-- START Data provided --

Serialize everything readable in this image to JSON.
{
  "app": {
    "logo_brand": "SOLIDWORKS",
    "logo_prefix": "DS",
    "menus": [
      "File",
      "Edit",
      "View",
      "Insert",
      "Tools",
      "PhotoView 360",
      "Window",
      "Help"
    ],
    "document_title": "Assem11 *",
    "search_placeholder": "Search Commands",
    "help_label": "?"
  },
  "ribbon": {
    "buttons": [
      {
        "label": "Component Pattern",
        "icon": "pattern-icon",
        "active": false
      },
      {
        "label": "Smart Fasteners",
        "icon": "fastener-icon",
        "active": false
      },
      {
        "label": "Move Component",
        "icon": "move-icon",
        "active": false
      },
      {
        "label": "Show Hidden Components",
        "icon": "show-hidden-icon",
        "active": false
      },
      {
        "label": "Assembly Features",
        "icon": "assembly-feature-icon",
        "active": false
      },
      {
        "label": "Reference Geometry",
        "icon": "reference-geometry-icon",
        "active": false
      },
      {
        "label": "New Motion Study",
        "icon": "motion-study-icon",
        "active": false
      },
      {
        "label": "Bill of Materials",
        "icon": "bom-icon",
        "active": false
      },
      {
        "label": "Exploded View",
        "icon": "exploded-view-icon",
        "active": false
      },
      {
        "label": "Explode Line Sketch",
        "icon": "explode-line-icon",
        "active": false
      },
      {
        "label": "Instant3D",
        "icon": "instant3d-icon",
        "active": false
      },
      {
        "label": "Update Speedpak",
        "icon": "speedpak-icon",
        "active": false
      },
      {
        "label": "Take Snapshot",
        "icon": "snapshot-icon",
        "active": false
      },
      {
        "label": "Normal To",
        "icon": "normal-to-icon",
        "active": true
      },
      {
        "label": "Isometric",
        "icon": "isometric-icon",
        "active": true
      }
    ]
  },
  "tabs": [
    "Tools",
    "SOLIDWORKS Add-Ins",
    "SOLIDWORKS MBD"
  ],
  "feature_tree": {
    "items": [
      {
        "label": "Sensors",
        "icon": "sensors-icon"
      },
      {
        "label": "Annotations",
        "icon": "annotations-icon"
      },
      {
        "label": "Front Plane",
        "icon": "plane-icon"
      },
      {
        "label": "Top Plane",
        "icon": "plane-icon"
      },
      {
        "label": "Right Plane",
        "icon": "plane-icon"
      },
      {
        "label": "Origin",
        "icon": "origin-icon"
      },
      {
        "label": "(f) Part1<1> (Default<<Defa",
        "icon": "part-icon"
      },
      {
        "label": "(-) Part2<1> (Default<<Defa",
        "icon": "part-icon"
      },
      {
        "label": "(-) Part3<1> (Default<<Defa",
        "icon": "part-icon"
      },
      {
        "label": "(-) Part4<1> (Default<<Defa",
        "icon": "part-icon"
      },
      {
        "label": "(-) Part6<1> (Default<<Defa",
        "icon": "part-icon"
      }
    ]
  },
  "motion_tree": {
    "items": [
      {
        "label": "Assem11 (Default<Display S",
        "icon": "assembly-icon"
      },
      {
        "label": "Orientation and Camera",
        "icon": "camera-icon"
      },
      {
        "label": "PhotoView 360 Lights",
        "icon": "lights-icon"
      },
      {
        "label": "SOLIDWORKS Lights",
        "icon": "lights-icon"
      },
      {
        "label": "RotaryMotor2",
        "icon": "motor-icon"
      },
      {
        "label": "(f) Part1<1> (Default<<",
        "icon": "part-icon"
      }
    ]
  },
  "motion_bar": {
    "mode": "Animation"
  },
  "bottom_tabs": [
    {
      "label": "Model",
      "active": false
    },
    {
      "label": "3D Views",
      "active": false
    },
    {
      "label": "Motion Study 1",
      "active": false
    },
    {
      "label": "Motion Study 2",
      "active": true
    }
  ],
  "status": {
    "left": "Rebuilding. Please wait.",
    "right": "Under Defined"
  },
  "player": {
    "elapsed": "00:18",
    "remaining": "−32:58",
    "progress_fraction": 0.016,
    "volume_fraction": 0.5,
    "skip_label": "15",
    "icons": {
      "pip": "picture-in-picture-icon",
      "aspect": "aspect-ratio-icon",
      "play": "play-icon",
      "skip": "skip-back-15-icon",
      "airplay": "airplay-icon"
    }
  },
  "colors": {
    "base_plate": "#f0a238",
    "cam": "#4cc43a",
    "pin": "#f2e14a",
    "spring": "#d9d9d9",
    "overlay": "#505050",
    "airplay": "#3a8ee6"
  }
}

-- END Data provided --

» What you should do: Every record above must be duplicated exactly.

» Solution to this task:
Serialize everything readable in this image to JSON.
{
  "app": {
    "logo_brand": "SOLIDWORKS",
    "logo_prefix": "DS",
    "menus": [
      "File",
      "Edit",
      "View",
      "Insert",
      "Tools",
      "PhotoView 360",
      "Window",
      "Help"
    ],
    "document_title": "Assem11 *",
    "search_placeholder": "Search Commands",
    "help_label": "?"
  },
  "ribbon": {
    "buttons": [
      {
        "label": "Component Pattern",
        "icon": "pattern-icon",
        "active": false
      },
      {
        "label": "Smart Fasteners",
        "icon": "fastener-icon",
        "active": false
      },
      {
        "label": "Move Component",
        "icon": "move-icon",
        "active": false
      },
      {
        "label": "Show Hidden Components",
        "icon": "show-hidden-icon",
        "active": false
      },
      {
        "label": "Assembly Features",
        "icon": "assembly-feature-icon",
        "active": false
      },
      {
        "label": "Reference Geometry",
        "icon": "reference-geometry-icon",
        "active": false
      },
      {
        "label": "New Motion Study",
        "icon": "motion-study-icon",
        "active": false
      },
      {
        "label": "Bill of Materials",
        "icon": "bom-icon",
        "active": false
      },
      {
        "label": "Exploded View",
        "icon": "exploded-view-icon",
        "active": false
      },
      {
        "label": "Explode Line Sketch",
        "icon": "explode-line-icon",
        "active": false
      },
      {
        "label": "Instant3D",
        "icon": "instant3d-icon",
        "active": false
      },
      {
        "label": "Update Speedpak",
        "icon": "speedpak-icon",
        "active": false
      },
      {
        "label": "Take Snapshot",
        "icon": "snapshot-icon",
        "active": false
      },
      {
        "label": "Normal To",
        "icon": "normal-to-icon",
        "active": true
      },
      {
        "label": "Isometric",
        "icon": "isometric-icon",
        "active": true
      }
    ]
  },
  "tabs": [
    "Tools",
    "SOLIDWORKS Add-Ins",
    "SOLIDWORKS MBD"
  ],
  "feature_tree": {
    "items": [
      {
        "label": "Sensors",
        "icon": "sensors-icon"
      },
      {
        "label": "Annotations",
        "icon": "annotations-icon"
      },
      {
        "label": "Front Plane",
        "icon": "plane-icon"
      },
      {
        "label": "Top Plane",
        "icon": "plane-icon"
      },
      {
        "label": "Right Plane",
        "icon": "plane-icon"
      },
      {
        "label": "Origin",
        "icon": "origin-icon"
      },
      {
        "label": "(f) Part1<1> (Default<<Defa",
        "icon": "part-icon"
      },
      {
        "label": "(-) Part2<1> (Default<<Defa",
        "icon": "part-icon"
      },
      {
        "label": "(-) Part3<1> (Default<<Defa",
        "icon": "part-icon"
      },
      {
        "label": "(-) Part4<1> (Default<<Defa",
        "icon": "part-icon"
      },
      {
        "label": "(-) Part6<1> (Default<<Defa",
        "icon": "part-icon"
      }
    ]
  },
  "motion_tree": {
    "items": [
      {
        "label": "Assem11 (Default<Display S",
        "icon": "assembly-icon"
      },
      {
        "label": "Orientation and Camera",
        "icon": "camera-icon"
      },
      {
        "label": "PhotoView 360 Lights",
        "icon": "lights-icon"
      },
      {
        "label": "SOLIDWORKS Lights",
        "icon": "lights-icon"
      },
      {
        "label": "RotaryMotor2",
        "icon": "motor-icon"
      },
      {
        "label": "(f) Part1<1> (Default<<",
        "icon": "part-icon"
      }
    ]
  },
  "motion_bar": {
    "mode": "Animation"
  },
  "bottom_tabs": [
    {
      "label": "Model",
      "active": false
    },
    {
      "label": "3D Views",
      "active": false
    },
    {
      "label": "Motion Study 1",
      "active": false
    },
    {
      "label": "Motion Study 2",
      "active": true
    }
  ],
  "status": {
    "left": "Rebuilding. Please wait.",
    "right": "Under Defined"
  },
  "player": {
    "elapsed": "00:18",
    "remaining": "−32:58",
    "progress_fraction": 0.016,
    "volume_fraction": 0.5,
    "skip_label": "15",
    "icons": {
      "pip": "picture-in-picture-icon",
      "aspect": "aspect-ratio-icon",
      "play": "play-icon",
      "skip": "skip-back-15-icon",
      "airplay": "airplay-icon"
    }
  },
  "colors": {
    "base_plate": "#f0a238",
    "cam": "#4cc43a",
    "pin": "#f2e14a",
    "spring": "#d9d9d9",
    "overlay": "#505050",
    "airplay": "#3a8ee6"
  }
}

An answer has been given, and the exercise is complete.